** GIVEN PROBLEM **
Work out the number of lines in the records that include the word "HYPAD"; reply with that number alone.

>> START STORED ROWS

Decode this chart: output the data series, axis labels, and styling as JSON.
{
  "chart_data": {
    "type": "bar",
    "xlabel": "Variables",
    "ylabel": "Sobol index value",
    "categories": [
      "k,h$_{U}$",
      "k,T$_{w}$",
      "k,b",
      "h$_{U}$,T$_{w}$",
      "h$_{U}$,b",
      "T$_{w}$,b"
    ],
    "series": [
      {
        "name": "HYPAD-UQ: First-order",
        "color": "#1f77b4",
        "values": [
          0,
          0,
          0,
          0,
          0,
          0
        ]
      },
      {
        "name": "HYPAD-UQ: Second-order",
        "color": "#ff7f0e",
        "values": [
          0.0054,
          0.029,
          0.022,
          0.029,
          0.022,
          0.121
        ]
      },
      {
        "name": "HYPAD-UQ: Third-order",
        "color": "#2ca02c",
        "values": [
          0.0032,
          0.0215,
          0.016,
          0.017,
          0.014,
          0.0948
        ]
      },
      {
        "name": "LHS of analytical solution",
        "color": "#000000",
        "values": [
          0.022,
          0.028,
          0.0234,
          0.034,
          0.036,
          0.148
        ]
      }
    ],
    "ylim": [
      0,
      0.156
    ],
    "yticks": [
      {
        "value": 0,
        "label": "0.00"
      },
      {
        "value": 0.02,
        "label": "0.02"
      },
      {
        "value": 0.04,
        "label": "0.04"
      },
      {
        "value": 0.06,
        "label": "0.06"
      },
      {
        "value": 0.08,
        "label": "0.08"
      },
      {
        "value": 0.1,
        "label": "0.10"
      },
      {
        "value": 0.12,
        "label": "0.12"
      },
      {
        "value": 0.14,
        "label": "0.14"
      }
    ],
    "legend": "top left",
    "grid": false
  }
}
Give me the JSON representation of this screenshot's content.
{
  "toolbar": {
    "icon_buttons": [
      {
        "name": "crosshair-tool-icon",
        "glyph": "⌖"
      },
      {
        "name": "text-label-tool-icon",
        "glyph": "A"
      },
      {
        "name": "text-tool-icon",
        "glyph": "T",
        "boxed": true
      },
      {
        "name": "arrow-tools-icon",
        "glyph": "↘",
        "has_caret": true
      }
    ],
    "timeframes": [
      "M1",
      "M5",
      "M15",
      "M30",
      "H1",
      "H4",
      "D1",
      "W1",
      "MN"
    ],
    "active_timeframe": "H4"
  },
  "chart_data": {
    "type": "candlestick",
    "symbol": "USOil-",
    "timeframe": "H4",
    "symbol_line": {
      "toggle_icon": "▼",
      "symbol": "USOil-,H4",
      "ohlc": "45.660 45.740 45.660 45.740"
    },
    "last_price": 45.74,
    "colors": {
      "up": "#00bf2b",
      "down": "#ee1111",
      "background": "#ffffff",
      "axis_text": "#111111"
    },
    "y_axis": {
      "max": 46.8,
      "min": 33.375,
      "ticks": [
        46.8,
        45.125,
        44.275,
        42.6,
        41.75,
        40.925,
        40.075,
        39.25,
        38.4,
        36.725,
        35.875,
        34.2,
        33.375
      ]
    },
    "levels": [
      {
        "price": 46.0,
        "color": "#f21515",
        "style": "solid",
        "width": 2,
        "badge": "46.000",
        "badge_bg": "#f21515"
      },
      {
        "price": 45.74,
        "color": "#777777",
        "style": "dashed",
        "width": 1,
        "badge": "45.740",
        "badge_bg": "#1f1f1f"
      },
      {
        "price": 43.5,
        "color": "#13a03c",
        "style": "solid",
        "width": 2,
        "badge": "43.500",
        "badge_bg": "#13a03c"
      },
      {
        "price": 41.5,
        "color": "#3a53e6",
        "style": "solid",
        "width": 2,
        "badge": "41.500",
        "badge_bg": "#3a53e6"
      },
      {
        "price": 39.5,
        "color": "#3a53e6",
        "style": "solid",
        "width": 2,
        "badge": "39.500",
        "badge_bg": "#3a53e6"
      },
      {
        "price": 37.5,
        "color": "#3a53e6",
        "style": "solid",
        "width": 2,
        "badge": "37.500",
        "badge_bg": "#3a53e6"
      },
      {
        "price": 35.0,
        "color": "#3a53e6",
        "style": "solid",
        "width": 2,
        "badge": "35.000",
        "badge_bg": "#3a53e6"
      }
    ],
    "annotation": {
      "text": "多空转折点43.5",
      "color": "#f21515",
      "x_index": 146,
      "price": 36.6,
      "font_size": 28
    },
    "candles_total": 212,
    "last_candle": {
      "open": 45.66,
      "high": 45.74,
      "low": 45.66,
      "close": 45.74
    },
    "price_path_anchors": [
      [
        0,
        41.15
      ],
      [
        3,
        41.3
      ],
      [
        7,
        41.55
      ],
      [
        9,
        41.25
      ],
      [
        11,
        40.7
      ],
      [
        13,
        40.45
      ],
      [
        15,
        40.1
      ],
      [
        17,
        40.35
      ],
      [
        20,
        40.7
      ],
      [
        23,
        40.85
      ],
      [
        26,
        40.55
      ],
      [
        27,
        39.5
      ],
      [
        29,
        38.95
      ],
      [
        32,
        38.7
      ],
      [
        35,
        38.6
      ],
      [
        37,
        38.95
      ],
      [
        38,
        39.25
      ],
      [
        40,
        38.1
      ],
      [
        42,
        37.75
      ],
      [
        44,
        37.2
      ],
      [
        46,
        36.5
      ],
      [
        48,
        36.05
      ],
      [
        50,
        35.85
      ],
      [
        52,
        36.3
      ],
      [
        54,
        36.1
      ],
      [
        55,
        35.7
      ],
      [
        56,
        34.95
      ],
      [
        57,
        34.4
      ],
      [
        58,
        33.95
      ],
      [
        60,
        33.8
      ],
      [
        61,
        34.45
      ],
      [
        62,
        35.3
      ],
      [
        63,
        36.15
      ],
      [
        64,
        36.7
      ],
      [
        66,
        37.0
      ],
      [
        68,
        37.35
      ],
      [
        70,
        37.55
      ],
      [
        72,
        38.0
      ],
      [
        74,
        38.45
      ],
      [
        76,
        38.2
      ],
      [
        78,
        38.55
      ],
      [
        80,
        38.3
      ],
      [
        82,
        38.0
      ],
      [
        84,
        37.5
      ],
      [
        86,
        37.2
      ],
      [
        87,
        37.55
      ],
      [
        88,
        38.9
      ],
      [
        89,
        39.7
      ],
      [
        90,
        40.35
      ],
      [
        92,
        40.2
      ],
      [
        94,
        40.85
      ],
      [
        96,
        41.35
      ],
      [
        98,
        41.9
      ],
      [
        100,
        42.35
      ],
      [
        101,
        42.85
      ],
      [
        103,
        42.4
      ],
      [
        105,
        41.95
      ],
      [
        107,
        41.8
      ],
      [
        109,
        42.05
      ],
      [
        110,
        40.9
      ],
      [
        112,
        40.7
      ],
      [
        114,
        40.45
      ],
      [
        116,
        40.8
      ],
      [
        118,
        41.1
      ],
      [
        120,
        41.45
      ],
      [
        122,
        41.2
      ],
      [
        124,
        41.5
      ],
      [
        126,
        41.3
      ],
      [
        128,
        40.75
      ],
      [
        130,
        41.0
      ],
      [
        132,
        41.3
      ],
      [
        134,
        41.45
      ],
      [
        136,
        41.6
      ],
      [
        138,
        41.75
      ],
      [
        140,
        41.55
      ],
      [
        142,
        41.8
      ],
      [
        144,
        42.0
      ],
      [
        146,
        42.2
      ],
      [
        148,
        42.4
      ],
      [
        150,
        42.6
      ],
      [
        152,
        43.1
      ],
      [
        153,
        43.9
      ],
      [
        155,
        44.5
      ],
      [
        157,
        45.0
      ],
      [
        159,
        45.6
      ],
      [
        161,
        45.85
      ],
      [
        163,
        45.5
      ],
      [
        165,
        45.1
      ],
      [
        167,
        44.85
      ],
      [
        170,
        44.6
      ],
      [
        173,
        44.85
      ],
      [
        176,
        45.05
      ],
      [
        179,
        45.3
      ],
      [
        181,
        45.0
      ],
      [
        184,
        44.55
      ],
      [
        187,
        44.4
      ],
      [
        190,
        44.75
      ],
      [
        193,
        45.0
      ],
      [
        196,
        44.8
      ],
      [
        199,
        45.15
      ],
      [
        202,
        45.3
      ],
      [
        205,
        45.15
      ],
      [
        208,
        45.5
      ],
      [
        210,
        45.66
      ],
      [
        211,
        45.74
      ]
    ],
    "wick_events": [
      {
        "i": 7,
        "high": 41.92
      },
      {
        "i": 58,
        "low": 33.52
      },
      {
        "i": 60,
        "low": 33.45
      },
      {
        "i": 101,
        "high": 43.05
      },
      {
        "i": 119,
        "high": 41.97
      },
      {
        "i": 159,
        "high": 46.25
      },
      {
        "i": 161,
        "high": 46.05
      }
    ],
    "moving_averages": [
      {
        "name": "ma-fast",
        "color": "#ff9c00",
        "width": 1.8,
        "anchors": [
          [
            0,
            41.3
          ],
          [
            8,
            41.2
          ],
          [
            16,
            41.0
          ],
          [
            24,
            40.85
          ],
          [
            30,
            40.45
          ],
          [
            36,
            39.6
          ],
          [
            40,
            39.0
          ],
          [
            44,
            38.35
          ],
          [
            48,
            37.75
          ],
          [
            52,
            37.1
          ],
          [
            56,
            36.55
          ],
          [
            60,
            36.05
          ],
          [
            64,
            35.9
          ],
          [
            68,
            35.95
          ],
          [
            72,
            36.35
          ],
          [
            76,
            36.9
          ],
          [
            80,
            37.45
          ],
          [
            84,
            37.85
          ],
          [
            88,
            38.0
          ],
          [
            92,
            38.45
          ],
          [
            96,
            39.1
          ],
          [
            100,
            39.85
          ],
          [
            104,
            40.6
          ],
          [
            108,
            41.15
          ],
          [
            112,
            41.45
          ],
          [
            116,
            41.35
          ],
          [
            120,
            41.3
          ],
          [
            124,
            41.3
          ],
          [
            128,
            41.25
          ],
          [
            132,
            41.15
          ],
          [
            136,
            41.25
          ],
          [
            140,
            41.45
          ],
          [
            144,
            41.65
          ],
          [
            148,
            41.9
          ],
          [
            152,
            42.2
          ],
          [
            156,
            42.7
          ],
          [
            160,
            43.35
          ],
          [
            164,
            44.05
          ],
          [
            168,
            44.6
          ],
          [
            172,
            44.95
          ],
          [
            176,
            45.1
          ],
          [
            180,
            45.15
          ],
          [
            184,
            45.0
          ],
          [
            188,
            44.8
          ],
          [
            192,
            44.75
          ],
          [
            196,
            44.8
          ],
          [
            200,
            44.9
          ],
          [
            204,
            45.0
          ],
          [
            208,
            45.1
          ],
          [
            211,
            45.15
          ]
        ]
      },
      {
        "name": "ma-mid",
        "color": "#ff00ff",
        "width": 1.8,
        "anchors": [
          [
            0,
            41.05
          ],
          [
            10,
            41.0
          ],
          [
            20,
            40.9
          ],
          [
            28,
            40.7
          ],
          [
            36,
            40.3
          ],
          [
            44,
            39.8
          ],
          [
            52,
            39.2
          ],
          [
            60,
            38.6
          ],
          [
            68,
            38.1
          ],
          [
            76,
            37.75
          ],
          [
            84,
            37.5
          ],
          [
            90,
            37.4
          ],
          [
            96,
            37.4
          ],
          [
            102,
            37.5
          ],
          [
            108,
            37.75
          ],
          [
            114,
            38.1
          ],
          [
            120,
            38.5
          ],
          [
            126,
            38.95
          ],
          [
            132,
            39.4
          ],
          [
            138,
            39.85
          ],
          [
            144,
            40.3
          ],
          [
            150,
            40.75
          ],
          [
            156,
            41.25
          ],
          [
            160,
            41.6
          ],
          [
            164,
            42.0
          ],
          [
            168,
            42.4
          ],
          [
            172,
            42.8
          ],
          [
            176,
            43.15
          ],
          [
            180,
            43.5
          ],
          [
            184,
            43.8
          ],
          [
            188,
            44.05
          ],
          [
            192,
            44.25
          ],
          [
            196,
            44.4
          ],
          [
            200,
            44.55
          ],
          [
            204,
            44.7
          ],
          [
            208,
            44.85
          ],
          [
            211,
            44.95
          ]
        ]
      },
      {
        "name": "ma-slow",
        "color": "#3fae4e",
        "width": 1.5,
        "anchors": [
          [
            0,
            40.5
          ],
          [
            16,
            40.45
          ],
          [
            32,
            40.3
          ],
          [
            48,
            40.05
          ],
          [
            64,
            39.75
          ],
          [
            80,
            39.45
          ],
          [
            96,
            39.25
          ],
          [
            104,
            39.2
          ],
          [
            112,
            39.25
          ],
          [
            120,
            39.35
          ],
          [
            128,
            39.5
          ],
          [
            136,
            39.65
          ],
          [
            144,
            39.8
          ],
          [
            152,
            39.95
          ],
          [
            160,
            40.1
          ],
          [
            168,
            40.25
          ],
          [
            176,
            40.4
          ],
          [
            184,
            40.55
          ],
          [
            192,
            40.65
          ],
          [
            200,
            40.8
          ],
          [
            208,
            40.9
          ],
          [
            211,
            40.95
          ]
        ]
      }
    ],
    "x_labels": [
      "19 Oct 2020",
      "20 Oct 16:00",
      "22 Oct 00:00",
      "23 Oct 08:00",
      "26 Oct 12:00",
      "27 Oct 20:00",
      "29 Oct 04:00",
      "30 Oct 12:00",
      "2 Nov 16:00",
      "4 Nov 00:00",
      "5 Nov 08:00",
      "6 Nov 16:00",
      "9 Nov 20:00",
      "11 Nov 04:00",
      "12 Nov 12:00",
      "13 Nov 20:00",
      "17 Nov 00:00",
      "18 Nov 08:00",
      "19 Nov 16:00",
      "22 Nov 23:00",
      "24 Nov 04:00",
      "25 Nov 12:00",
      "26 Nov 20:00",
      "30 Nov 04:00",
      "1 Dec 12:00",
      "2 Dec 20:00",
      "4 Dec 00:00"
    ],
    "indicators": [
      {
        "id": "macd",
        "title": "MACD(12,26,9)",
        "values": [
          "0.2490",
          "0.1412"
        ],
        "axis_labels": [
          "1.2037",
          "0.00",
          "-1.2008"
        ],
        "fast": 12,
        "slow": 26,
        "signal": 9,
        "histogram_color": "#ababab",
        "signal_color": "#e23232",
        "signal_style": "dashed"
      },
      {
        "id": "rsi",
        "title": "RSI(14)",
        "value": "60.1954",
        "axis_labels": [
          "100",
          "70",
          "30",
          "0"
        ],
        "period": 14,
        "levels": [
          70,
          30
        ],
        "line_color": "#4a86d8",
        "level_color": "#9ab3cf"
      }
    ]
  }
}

>> END STORED ROWS

** REPLY TO THE EXERCISE **
3